■ Written problem: Copy out the entries in full and with complete accuracy; pictures are excluded.
[start Source records]
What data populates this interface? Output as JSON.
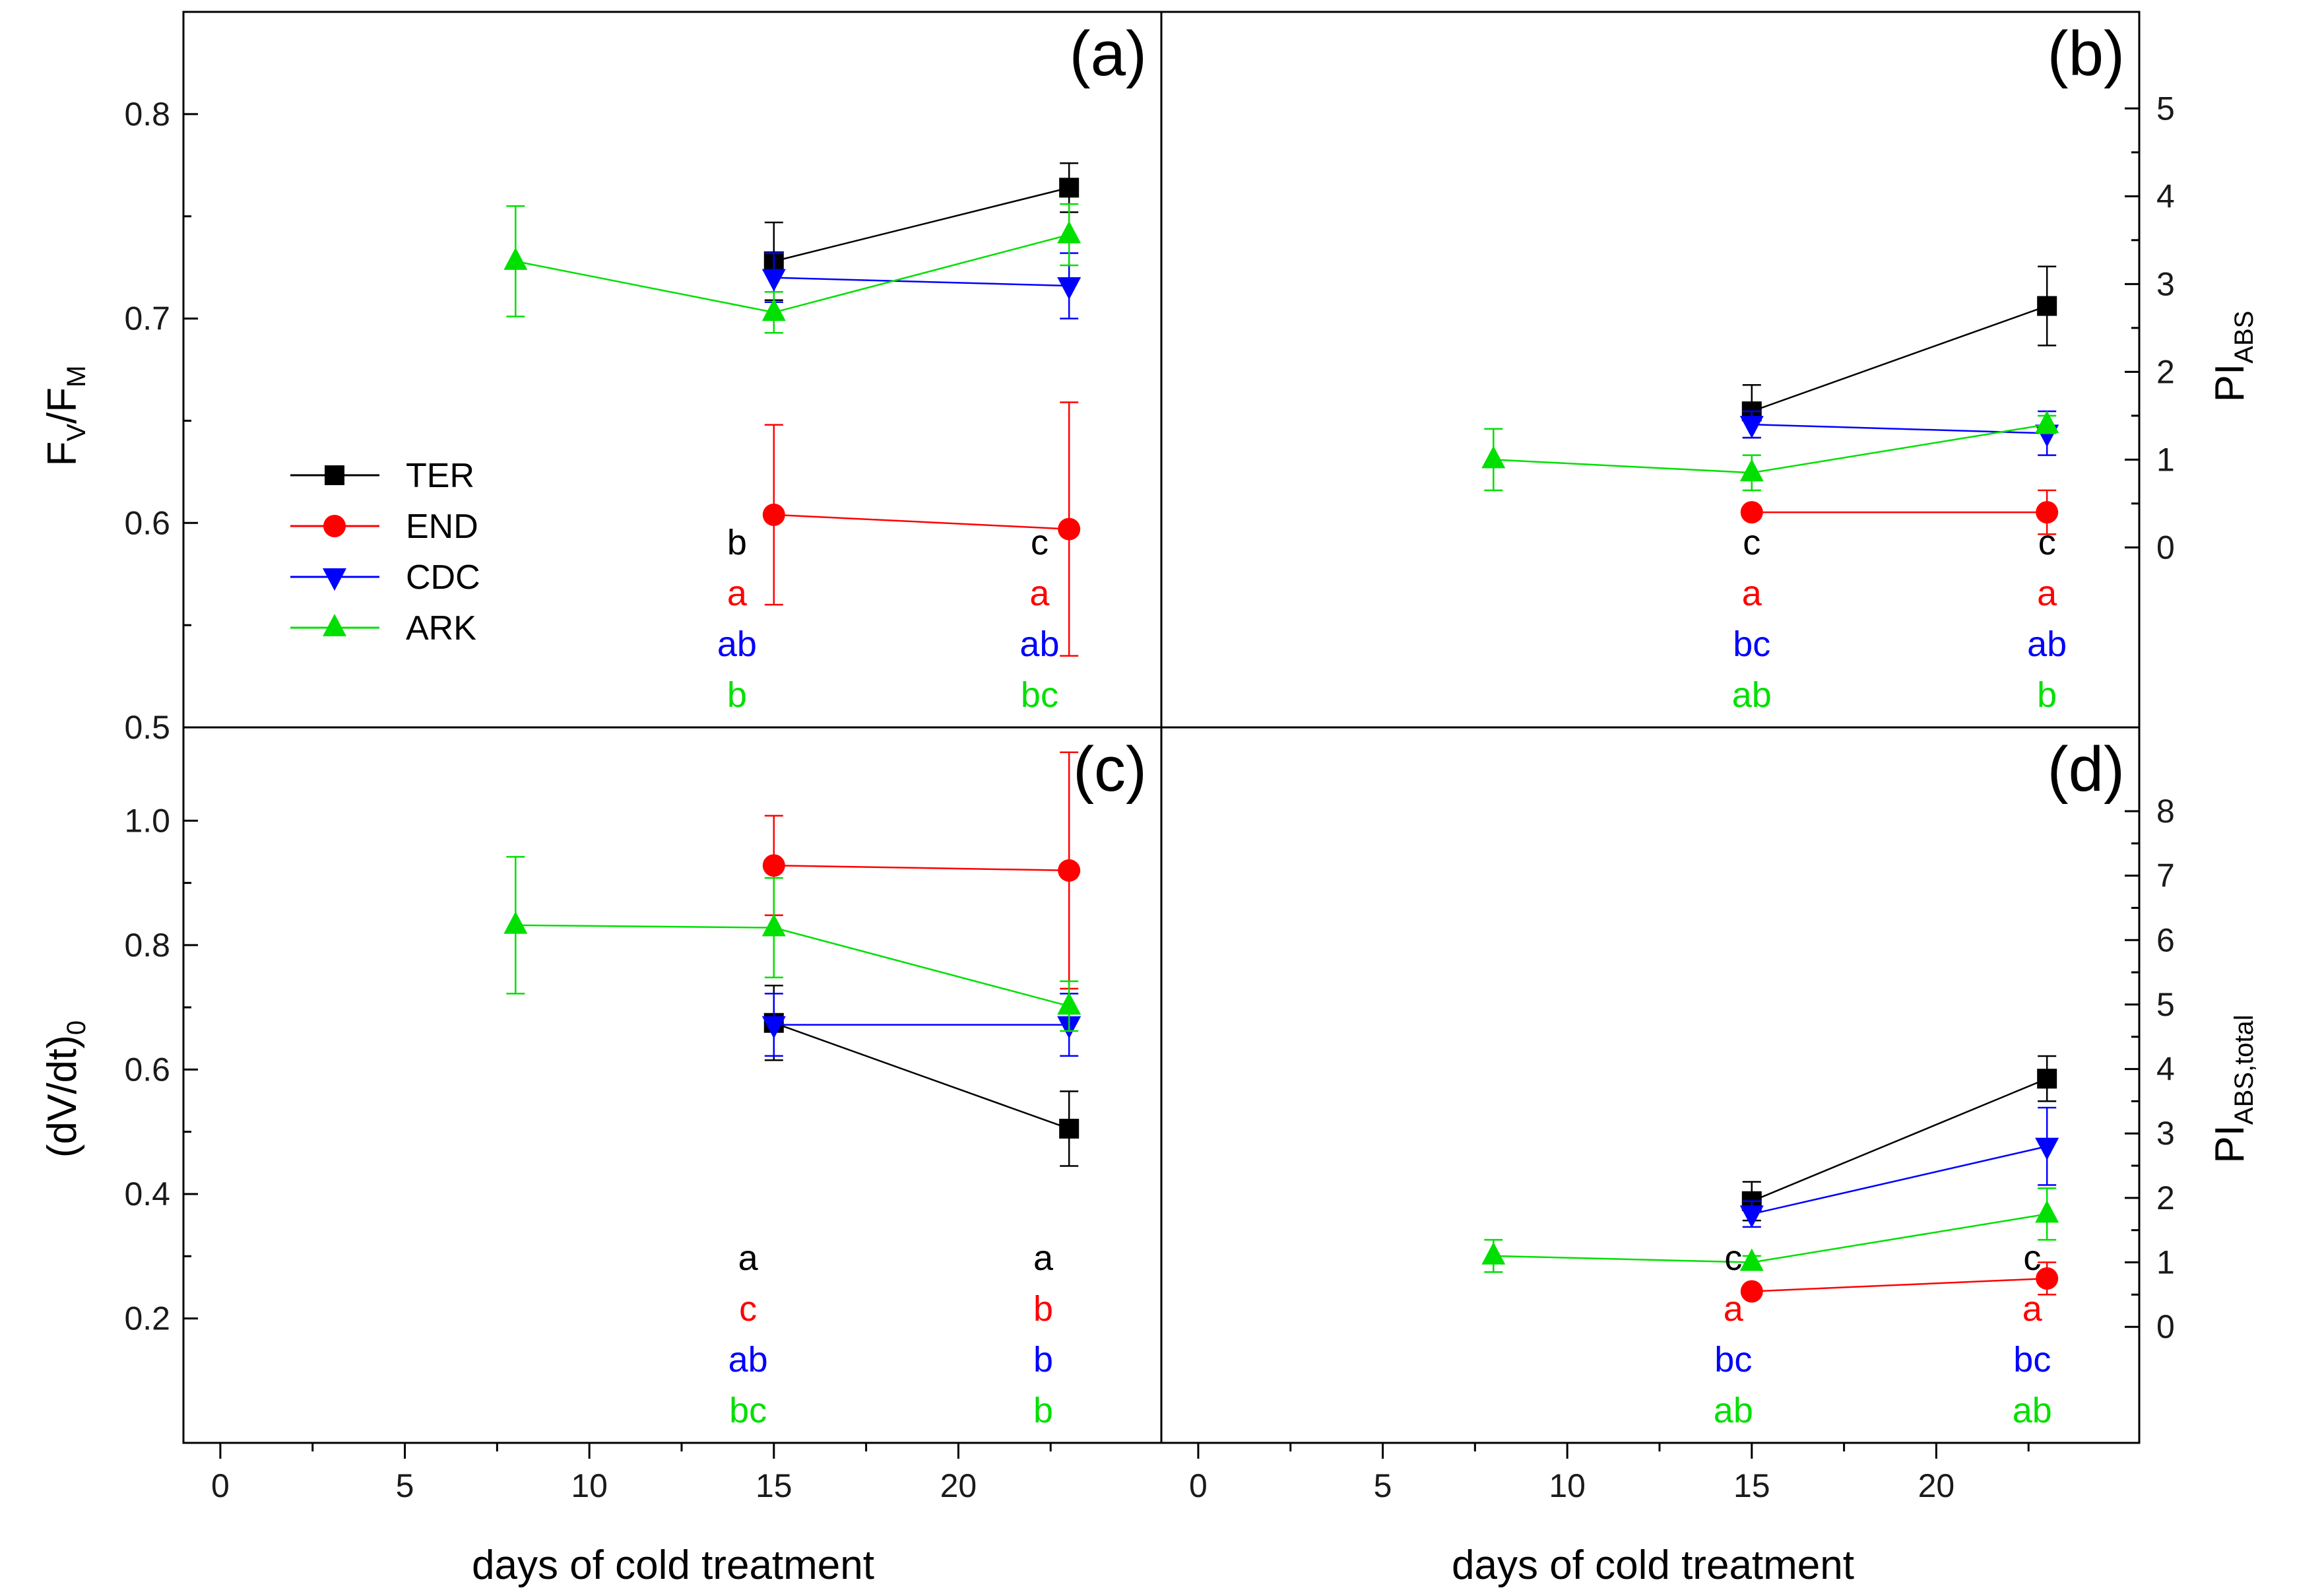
{
  "colors": {
    "TER": "#000000",
    "END": "#ff0000",
    "CDC": "#0000ff",
    "ARK": "#00e000"
  },
  "legend": {
    "entries": [
      {
        "key": "TER",
        "label": "TER"
      },
      {
        "key": "END",
        "label": "END"
      },
      {
        "key": "CDC",
        "label": "CDC"
      },
      {
        "key": "ARK",
        "label": "ARK"
      }
    ]
  },
  "x_axis": {
    "label": "days of cold treatment",
    "ticks": [
      0,
      5,
      10,
      15,
      20
    ]
  },
  "chart_data": [
    {
      "id": "a",
      "panel_label": "(a)",
      "type": "line",
      "ylabel": {
        "main": "F",
        "sub1": "V",
        "mid": "/F",
        "sub2": "M"
      },
      "ylim": [
        0.5,
        0.85
      ],
      "yticks": [
        0.5,
        0.6,
        0.7,
        0.8
      ],
      "ytick_labels": [
        "0.5",
        "0.6",
        "0.7",
        "0.8"
      ],
      "series": [
        {
          "name": "TER",
          "x": [
            15,
            23
          ],
          "y": [
            0.728,
            0.764
          ],
          "err": [
            0.019,
            0.012
          ]
        },
        {
          "name": "END",
          "x": [
            15,
            23
          ],
          "y": [
            0.604,
            0.597
          ],
          "err": [
            0.044,
            0.062
          ]
        },
        {
          "name": "CDC",
          "x": [
            15,
            23
          ],
          "y": [
            0.72,
            0.716
          ],
          "err": [
            0.012,
            0.016
          ]
        },
        {
          "name": "ARK",
          "x": [
            8,
            15,
            23
          ],
          "y": [
            0.728,
            0.703,
            0.741
          ],
          "err": [
            0.027,
            0.01,
            0.015
          ]
        }
      ],
      "letters": [
        {
          "x": 14,
          "labels": [
            "b",
            "a",
            "ab",
            "b"
          ]
        },
        {
          "x": 22.2,
          "labels": [
            "c",
            "a",
            "ab",
            "bc"
          ]
        }
      ]
    },
    {
      "id": "b",
      "panel_label": "(b)",
      "type": "line",
      "ylabel": {
        "main": "PI",
        "sub1": "ABS"
      },
      "ylim": [
        -2.05,
        6.1
      ],
      "yticks": [
        0,
        1,
        2,
        3,
        4,
        5
      ],
      "ytick_labels": [
        "0",
        "1",
        "2",
        "3",
        "4",
        "5"
      ],
      "series": [
        {
          "name": "TER",
          "x": [
            15,
            23
          ],
          "y": [
            1.55,
            2.75
          ],
          "err": [
            0.3,
            0.45
          ]
        },
        {
          "name": "END",
          "x": [
            15,
            23
          ],
          "y": [
            0.4,
            0.4
          ],
          "err": [
            0.05,
            0.25
          ]
        },
        {
          "name": "CDC",
          "x": [
            15,
            23
          ],
          "y": [
            1.4,
            1.3
          ],
          "err": [
            0.15,
            0.25
          ]
        },
        {
          "name": "ARK",
          "x": [
            8,
            15,
            23
          ],
          "y": [
            1.0,
            0.85,
            1.4
          ],
          "err": [
            0.35,
            0.2,
            0.1
          ]
        }
      ],
      "letters": [
        {
          "x": 15,
          "labels": [
            "c",
            "a",
            "bc",
            "ab"
          ]
        },
        {
          "x": 23,
          "labels": [
            "c",
            "a",
            "ab",
            "b"
          ]
        }
      ]
    },
    {
      "id": "c",
      "panel_label": "(c)",
      "type": "line",
      "ylabel": {
        "main": "(dV/dt)",
        "sub1": "0"
      },
      "ylim": [
        0.0,
        1.15
      ],
      "yticks": [
        0.2,
        0.4,
        0.6,
        0.8,
        1.0
      ],
      "ytick_labels": [
        "0.2",
        "0.4",
        "0.6",
        "0.8",
        "1.0"
      ],
      "series": [
        {
          "name": "TER",
          "x": [
            15,
            23
          ],
          "y": [
            0.675,
            0.505
          ],
          "err": [
            0.06,
            0.06
          ]
        },
        {
          "name": "END",
          "x": [
            15,
            23
          ],
          "y": [
            0.928,
            0.92
          ],
          "err": [
            0.08,
            0.19
          ]
        },
        {
          "name": "CDC",
          "x": [
            15,
            23
          ],
          "y": [
            0.672,
            0.672
          ],
          "err": [
            0.05,
            0.05
          ]
        },
        {
          "name": "ARK",
          "x": [
            8,
            15,
            23
          ],
          "y": [
            0.832,
            0.828,
            0.702
          ],
          "err": [
            0.11,
            0.08,
            0.04
          ]
        }
      ],
      "letters": [
        {
          "x": 14.3,
          "labels": [
            "a",
            "c",
            "ab",
            "bc"
          ]
        },
        {
          "x": 22.3,
          "labels": [
            "a",
            "b",
            "b",
            "b"
          ]
        }
      ]
    },
    {
      "id": "d",
      "panel_label": "(d)",
      "type": "line",
      "ylabel": {
        "main": "PI",
        "sub1": "ABS,total"
      },
      "ylim": [
        -1.8,
        9.3
      ],
      "yticks": [
        0,
        1,
        2,
        3,
        4,
        5,
        6,
        7,
        8
      ],
      "ytick_labels": [
        "0",
        "1",
        "2",
        "3",
        "4",
        "5",
        "6",
        "7",
        "8"
      ],
      "series": [
        {
          "name": "TER",
          "x": [
            15,
            23
          ],
          "y": [
            1.95,
            3.85
          ],
          "err": [
            0.3,
            0.35
          ]
        },
        {
          "name": "END",
          "x": [
            15,
            23
          ],
          "y": [
            0.55,
            0.75
          ],
          "err": [
            0.05,
            0.25
          ]
        },
        {
          "name": "CDC",
          "x": [
            15,
            23
          ],
          "y": [
            1.75,
            2.8
          ],
          "err": [
            0.2,
            0.6
          ]
        },
        {
          "name": "ARK",
          "x": [
            8,
            15,
            23
          ],
          "y": [
            1.1,
            1.0,
            1.75
          ],
          "err": [
            0.25,
            0.1,
            0.4
          ]
        }
      ],
      "letters": [
        {
          "x": 14.5,
          "labels": [
            "c",
            "a",
            "bc",
            "ab"
          ]
        },
        {
          "x": 22.6,
          "labels": [
            "c",
            "a",
            "bc",
            "ab"
          ]
        }
      ]
    }
  ]
}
[end Source records]
■ Task response:
What data populates this interface? Output as JSON.
{
  "colors": {
    "TER": "#000000",
    "END": "#ff0000",
    "CDC": "#0000ff",
    "ARK": "#00e000"
  },
  "legend": {
    "entries": [
      {
        "key": "TER",
        "label": "TER"
      },
      {
        "key": "END",
        "label": "END"
      },
      {
        "key": "CDC",
        "label": "CDC"
      },
      {
        "key": "ARK",
        "label": "ARK"
      }
    ]
  },
  "x_axis": {
    "label": "days of cold treatment",
    "ticks": [
      0,
      5,
      10,
      15,
      20
    ]
  },
  "chart_data": [
    {
      "id": "a",
      "panel_label": "(a)",
      "type": "line",
      "ylabel": {
        "main": "F",
        "sub1": "V",
        "mid": "/F",
        "sub2": "M"
      },
      "ylim": [
        0.5,
        0.85
      ],
      "yticks": [
        0.5,
        0.6,
        0.7,
        0.8
      ],
      "ytick_labels": [
        "0.5",
        "0.6",
        "0.7",
        "0.8"
      ],
      "series": [
        {
          "name": "TER",
          "x": [
            15,
            23
          ],
          "y": [
            0.728,
            0.764
          ],
          "err": [
            0.019,
            0.012
          ]
        },
        {
          "name": "END",
          "x": [
            15,
            23
          ],
          "y": [
            0.604,
            0.597
          ],
          "err": [
            0.044,
            0.062
          ]
        },
        {
          "name": "CDC",
          "x": [
            15,
            23
          ],
          "y": [
            0.72,
            0.716
          ],
          "err": [
            0.012,
            0.016
          ]
        },
        {
          "name": "ARK",
          "x": [
            8,
            15,
            23
          ],
          "y": [
            0.728,
            0.703,
            0.741
          ],
          "err": [
            0.027,
            0.01,
            0.015
          ]
        }
      ],
      "letters": [
        {
          "x": 14,
          "labels": [
            "b",
            "a",
            "ab",
            "b"
          ]
        },
        {
          "x": 22.2,
          "labels": [
            "c",
            "a",
            "ab",
            "bc"
          ]
        }
      ]
    },
    {
      "id": "b",
      "panel_label": "(b)",
      "type": "line",
      "ylabel": {
        "main": "PI",
        "sub1": "ABS"
      },
      "ylim": [
        -2.05,
        6.1
      ],
      "yticks": [
        0,
        1,
        2,
        3,
        4,
        5
      ],
      "ytick_labels": [
        "0",
        "1",
        "2",
        "3",
        "4",
        "5"
      ],
      "series": [
        {
          "name": "TER",
          "x": [
            15,
            23
          ],
          "y": [
            1.55,
            2.75
          ],
          "err": [
            0.3,
            0.45
          ]
        },
        {
          "name": "END",
          "x": [
            15,
            23
          ],
          "y": [
            0.4,
            0.4
          ],
          "err": [
            0.05,
            0.25
          ]
        },
        {
          "name": "CDC",
          "x": [
            15,
            23
          ],
          "y": [
            1.4,
            1.3
          ],
          "err": [
            0.15,
            0.25
          ]
        },
        {
          "name": "ARK",
          "x": [
            8,
            15,
            23
          ],
          "y": [
            1.0,
            0.85,
            1.4
          ],
          "err": [
            0.35,
            0.2,
            0.1
          ]
        }
      ],
      "letters": [
        {
          "x": 15,
          "labels": [
            "c",
            "a",
            "bc",
            "ab"
          ]
        },
        {
          "x": 23,
          "labels": [
            "c",
            "a",
            "ab",
            "b"
          ]
        }
      ]
    },
    {
      "id": "c",
      "panel_label": "(c)",
      "type": "line",
      "ylabel": {
        "main": "(dV/dt)",
        "sub1": "0"
      },
      "ylim": [
        0.0,
        1.15
      ],
      "yticks": [
        0.2,
        0.4,
        0.6,
        0.8,
        1.0
      ],
      "ytick_labels": [
        "0.2",
        "0.4",
        "0.6",
        "0.8",
        "1.0"
      ],
      "series": [
        {
          "name": "TER",
          "x": [
            15,
            23
          ],
          "y": [
            0.675,
            0.505
          ],
          "err": [
            0.06,
            0.06
          ]
        },
        {
          "name": "END",
          "x": [
            15,
            23
          ],
          "y": [
            0.928,
            0.92
          ],
          "err": [
            0.08,
            0.19
          ]
        },
        {
          "name": "CDC",
          "x": [
            15,
            23
          ],
          "y": [
            0.672,
            0.672
          ],
          "err": [
            0.05,
            0.05
          ]
        },
        {
          "name": "ARK",
          "x": [
            8,
            15,
            23
          ],
          "y": [
            0.832,
            0.828,
            0.702
          ],
          "err": [
            0.11,
            0.08,
            0.04
          ]
        }
      ],
      "letters": [
        {
          "x": 14.3,
          "labels": [
            "a",
            "c",
            "ab",
            "bc"
          ]
        },
        {
          "x": 22.3,
          "labels": [
            "a",
            "b",
            "b",
            "b"
          ]
        }
      ]
    },
    {
      "id": "d",
      "panel_label": "(d)",
      "type": "line",
      "ylabel": {
        "main": "PI",
        "sub1": "ABS,total"
      },
      "ylim": [
        -1.8,
        9.3
      ],
      "yticks": [
        0,
        1,
        2,
        3,
        4,
        5,
        6,
        7,
        8
      ],
      "ytick_labels": [
        "0",
        "1",
        "2",
        "3",
        "4",
        "5",
        "6",
        "7",
        "8"
      ],
      "series": [
        {
          "name": "TER",
          "x": [
            15,
            23
          ],
          "y": [
            1.95,
            3.85
          ],
          "err": [
            0.3,
            0.35
          ]
        },
        {
          "name": "END",
          "x": [
            15,
            23
          ],
          "y": [
            0.55,
            0.75
          ],
          "err": [
            0.05,
            0.25
          ]
        },
        {
          "name": "CDC",
          "x": [
            15,
            23
          ],
          "y": [
            1.75,
            2.8
          ],
          "err": [
            0.2,
            0.6
          ]
        },
        {
          "name": "ARK",
          "x": [
            8,
            15,
            23
          ],
          "y": [
            1.1,
            1.0,
            1.75
          ],
          "err": [
            0.25,
            0.1,
            0.4
          ]
        }
      ],
      "letters": [
        {
          "x": 14.5,
          "labels": [
            "c",
            "a",
            "bc",
            "ab"
          ]
        },
        {
          "x": 22.6,
          "labels": [
            "c",
            "a",
            "bc",
            "ab"
          ]
        }
      ]
    }
  ]
}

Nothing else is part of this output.